→ **Collection entries**
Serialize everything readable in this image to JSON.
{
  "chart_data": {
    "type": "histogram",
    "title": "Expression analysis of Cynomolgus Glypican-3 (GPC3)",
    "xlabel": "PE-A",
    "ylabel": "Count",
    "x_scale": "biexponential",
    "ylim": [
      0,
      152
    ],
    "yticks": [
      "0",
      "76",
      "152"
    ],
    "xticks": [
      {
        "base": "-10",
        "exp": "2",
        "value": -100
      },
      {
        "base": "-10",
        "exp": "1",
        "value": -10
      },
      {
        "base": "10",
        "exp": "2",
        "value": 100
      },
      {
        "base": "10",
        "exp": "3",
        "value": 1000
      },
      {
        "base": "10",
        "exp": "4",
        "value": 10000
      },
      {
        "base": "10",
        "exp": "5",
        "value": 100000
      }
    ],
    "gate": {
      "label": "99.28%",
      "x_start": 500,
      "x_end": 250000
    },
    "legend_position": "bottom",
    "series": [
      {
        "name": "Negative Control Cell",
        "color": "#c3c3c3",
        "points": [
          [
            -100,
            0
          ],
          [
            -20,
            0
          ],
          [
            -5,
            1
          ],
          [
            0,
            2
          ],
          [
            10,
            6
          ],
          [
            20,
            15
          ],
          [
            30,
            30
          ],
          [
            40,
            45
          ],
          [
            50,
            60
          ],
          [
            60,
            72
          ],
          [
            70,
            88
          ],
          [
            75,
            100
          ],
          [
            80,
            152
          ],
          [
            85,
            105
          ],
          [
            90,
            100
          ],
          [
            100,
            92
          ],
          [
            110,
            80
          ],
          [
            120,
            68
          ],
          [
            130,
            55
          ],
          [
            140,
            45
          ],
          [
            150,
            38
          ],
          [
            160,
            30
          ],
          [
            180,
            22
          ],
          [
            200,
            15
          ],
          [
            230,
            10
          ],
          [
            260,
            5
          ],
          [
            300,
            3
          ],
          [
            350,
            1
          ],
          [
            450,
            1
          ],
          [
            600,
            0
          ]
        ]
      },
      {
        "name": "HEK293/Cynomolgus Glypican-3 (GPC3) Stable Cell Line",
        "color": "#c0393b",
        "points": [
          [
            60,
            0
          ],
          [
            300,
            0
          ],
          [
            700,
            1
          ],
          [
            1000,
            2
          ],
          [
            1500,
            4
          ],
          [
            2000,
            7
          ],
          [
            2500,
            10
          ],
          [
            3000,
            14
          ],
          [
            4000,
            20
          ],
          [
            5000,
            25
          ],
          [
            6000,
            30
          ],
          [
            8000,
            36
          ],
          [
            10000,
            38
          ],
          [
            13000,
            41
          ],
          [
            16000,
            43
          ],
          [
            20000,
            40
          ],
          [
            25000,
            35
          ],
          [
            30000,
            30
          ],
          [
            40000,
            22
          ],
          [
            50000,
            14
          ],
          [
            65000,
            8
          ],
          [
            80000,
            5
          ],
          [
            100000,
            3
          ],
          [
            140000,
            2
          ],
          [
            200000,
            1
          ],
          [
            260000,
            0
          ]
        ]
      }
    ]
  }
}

→ **EXERCISE**
Exactly reproduce every line of the data above.

→ **REPLY**
Serialize everything readable in this image to JSON.
{
  "chart_data": {
    "type": "histogram",
    "title": "Expression analysis of Cynomolgus Glypican-3 (GPC3)",
    "xlabel": "PE-A",
    "ylabel": "Count",
    "x_scale": "biexponential",
    "ylim": [
      0,
      152
    ],
    "yticks": [
      "0",
      "76",
      "152"
    ],
    "xticks": [
      {
        "base": "-10",
        "exp": "2",
        "value": -100
      },
      {
        "base": "-10",
        "exp": "1",
        "value": -10
      },
      {
        "base": "10",
        "exp": "2",
        "value": 100
      },
      {
        "base": "10",
        "exp": "3",
        "value": 1000
      },
      {
        "base": "10",
        "exp": "4",
        "value": 10000
      },
      {
        "base": "10",
        "exp": "5",
        "value": 100000
      }
    ],
    "gate": {
      "label": "99.28%",
      "x_start": 500,
      "x_end": 250000
    },
    "legend_position": "bottom",
    "series": [
      {
        "name": "Negative Control Cell",
        "color": "#c3c3c3",
        "points": [
          [
            -100,
            0
          ],
          [
            -20,
            0
          ],
          [
            -5,
            1
          ],
          [
            0,
            2
          ],
          [
            10,
            6
          ],
          [
            20,
            15
          ],
          [
            30,
            30
          ],
          [
            40,
            45
          ],
          [
            50,
            60
          ],
          [
            60,
            72
          ],
          [
            70,
            88
          ],
          [
            75,
            100
          ],
          [
            80,
            152
          ],
          [
            85,
            105
          ],
          [
            90,
            100
          ],
          [
            100,
            92
          ],
          [
            110,
            80
          ],
          [
            120,
            68
          ],
          [
            130,
            55
          ],
          [
            140,
            45
          ],
          [
            150,
            38
          ],
          [
            160,
            30
          ],
          [
            180,
            22
          ],
          [
            200,
            15
          ],
          [
            230,
            10
          ],
          [
            260,
            5
          ],
          [
            300,
            3
          ],
          [
            350,
            1
          ],
          [
            450,
            1
          ],
          [
            600,
            0
          ]
        ]
      },
      {
        "name": "HEK293/Cynomolgus Glypican-3 (GPC3) Stable Cell Line",
        "color": "#c0393b",
        "points": [
          [
            60,
            0
          ],
          [
            300,
            0
          ],
          [
            700,
            1
          ],
          [
            1000,
            2
          ],
          [
            1500,
            4
          ],
          [
            2000,
            7
          ],
          [
            2500,
            10
          ],
          [
            3000,
            14
          ],
          [
            4000,
            20
          ],
          [
            5000,
            25
          ],
          [
            6000,
            30
          ],
          [
            8000,
            36
          ],
          [
            10000,
            38
          ],
          [
            13000,
            41
          ],
          [
            16000,
            43
          ],
          [
            20000,
            40
          ],
          [
            25000,
            35
          ],
          [
            30000,
            30
          ],
          [
            40000,
            22
          ],
          [
            50000,
            14
          ],
          [
            65000,
            8
          ],
          [
            80000,
            5
          ],
          [
            100000,
            3
          ],
          [
            140000,
            2
          ],
          [
            200000,
            1
          ],
          [
            260000,
            0
          ]
        ]
      }
    ]
  }
}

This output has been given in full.